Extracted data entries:
_____

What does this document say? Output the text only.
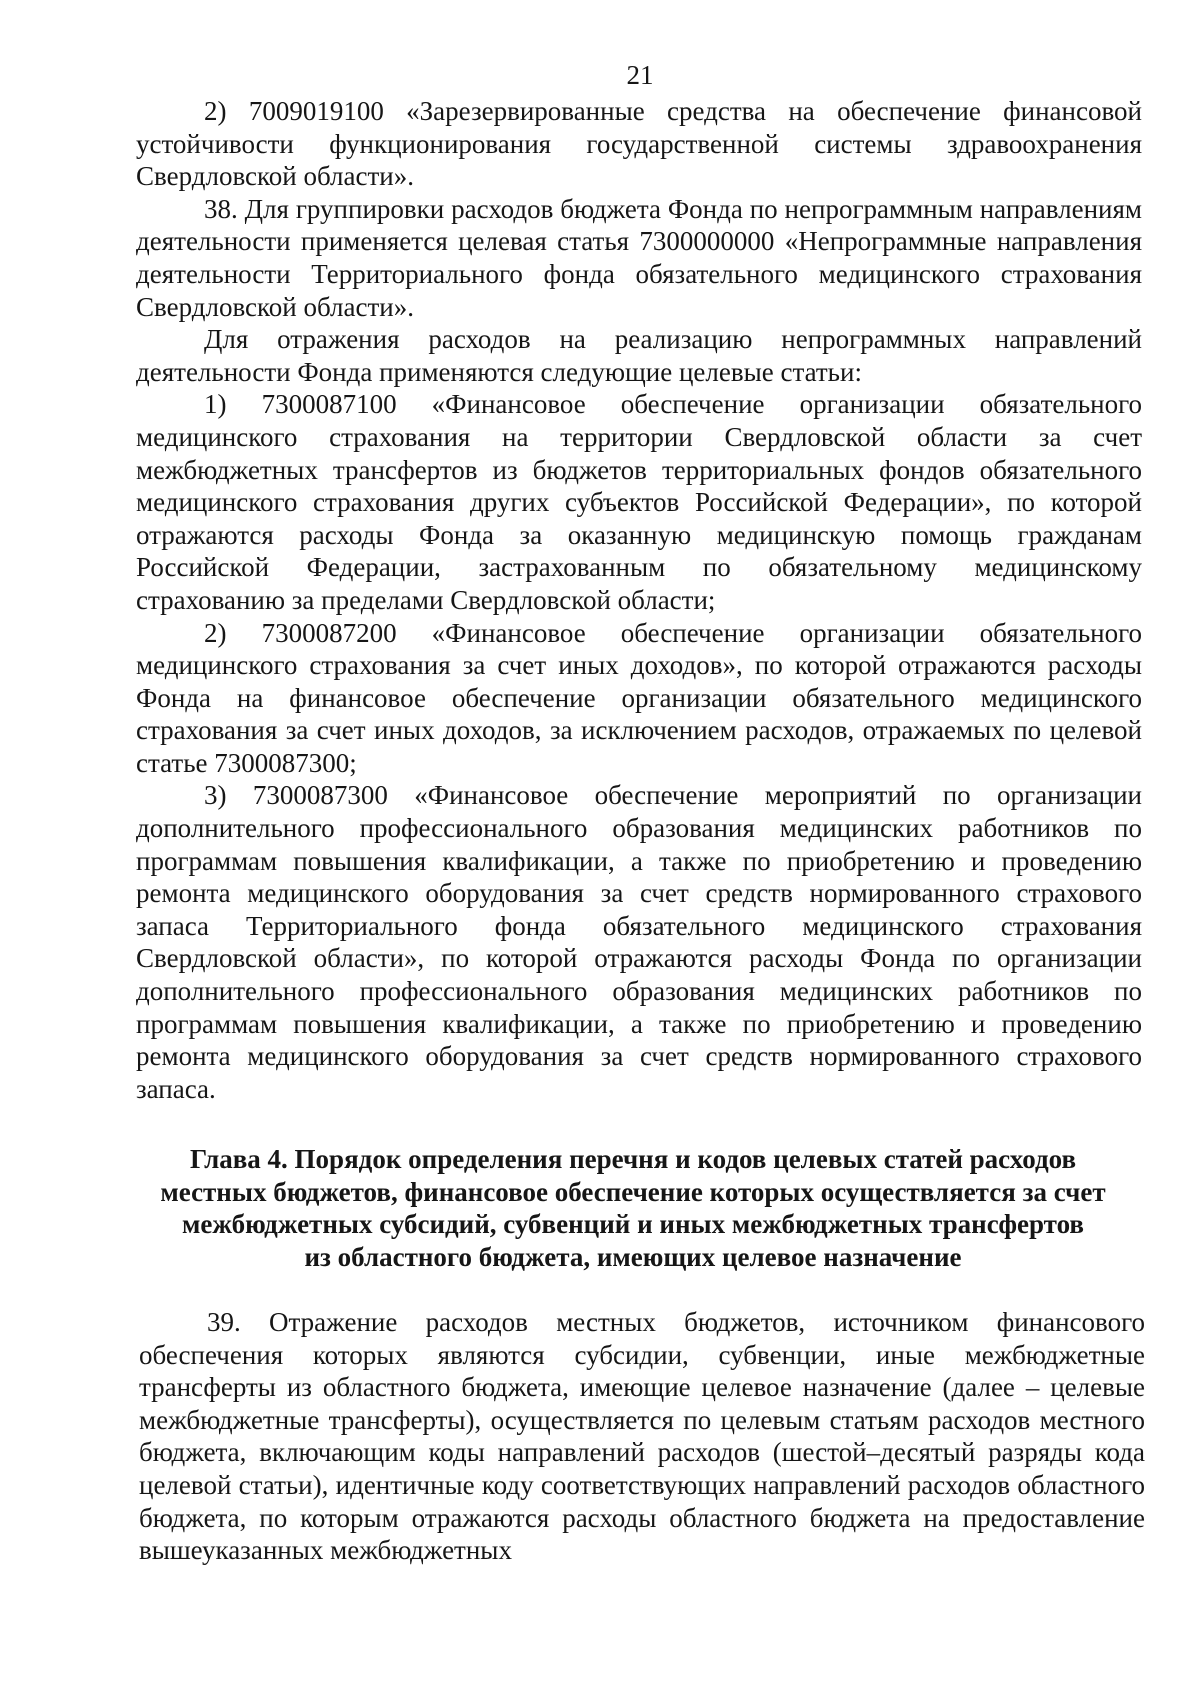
21

2) 7009019100 «Зарезервированные средства на обеспечение финансовой устойчивости функционирования государственной системы здравоохранения Свердловской области».

38. Для группировки расходов бюджета Фонда по непрограммным направлениям деятельности применяется целевая статья 7300000000 «Непрограммные направления деятельности Территориального фонда обязательного медицинского страхования Свердловской области».

Для отражения расходов на реализацию непрограммных направлений деятельности Фонда применяются следующие целевые статьи:

1) 7300087100 «Финансовое обеспечение организации обязательного медицинского страхования на территории Свердловской области за счет межбюджетных трансфертов из бюджетов территориальных фондов обязательного медицинского страхования других субъектов Российской Федерации», по которой отражаются расходы Фонда за оказанную медицинскую помощь гражданам Российской Федерации, застрахованным по обязательному медицинскому страхованию за пределами Свердловской области;

2) 7300087200 «Финансовое обеспечение организации обязательного медицинского страхования за счет иных доходов», по которой отражаются расходы Фонда на финансовое обеспечение организации обязательного медицинского страхования за счет иных доходов, за исключением расходов, отражаемых по целевой статье 7300087300;

3) 7300087300 «Финансовое обеспечение мероприятий по организации дополнительного профессионального образования медицинских работников по программам повышения квалификации, а также по приобретению и проведению ремонта медицинского оборудования за счет средств нормированного страхового запаса Территориального фонда обязательного медицинского страхования Свердловской области», по которой отражаются расходы Фонда по организации дополнительного профессионального образования медицинских работников по программам повышения квалификации, а также по приобретению и проведению ремонта медицинского оборудования за счет средств нормированного страхового запаса.

Глава 4. Порядок определения перечня и кодов целевых статей расходов

местных бюджетов, финансовое обеспечение которых осуществляется за счет

межбюджетных субсидий, субвенций и иных межбюджетных трансфертов

из областного бюджета, имеющих целевое назначение

39. Отражение расходов местных бюджетов, источником финансового обеспечения которых являются субсидии, субвенции, иные межбюджетные трансферты из областного бюджета, имеющие целевое назначение (далее – целевые межбюджетные трансферты), осуществляется по целевым статьям расходов местного бюджета, включающим коды направлений расходов (шестой–десятый разряды кода целевой статьи), идентичные коду соответствующих направлений расходов областного бюджета, по которым отражаются расходы областного бюджета на предоставление вышеуказанных межбюджетных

_____

■ **Problem statement**:
Pull out every line of the records that includes the string "иных".

■ **Problem solution**:
2) 7300087200 «Финансовое обеспечение организации обязательного медицинского страхования за счет иных доходов», по которой отражаются расходы Фонда на финансовое обеспечение организации обязательного медицинского страхования за счет иных доходов, за исключением расходов, отражаемых по целевой статье 7300087300;
межбюджетных субсидий, субвенций и иных межбюджетных трансфертов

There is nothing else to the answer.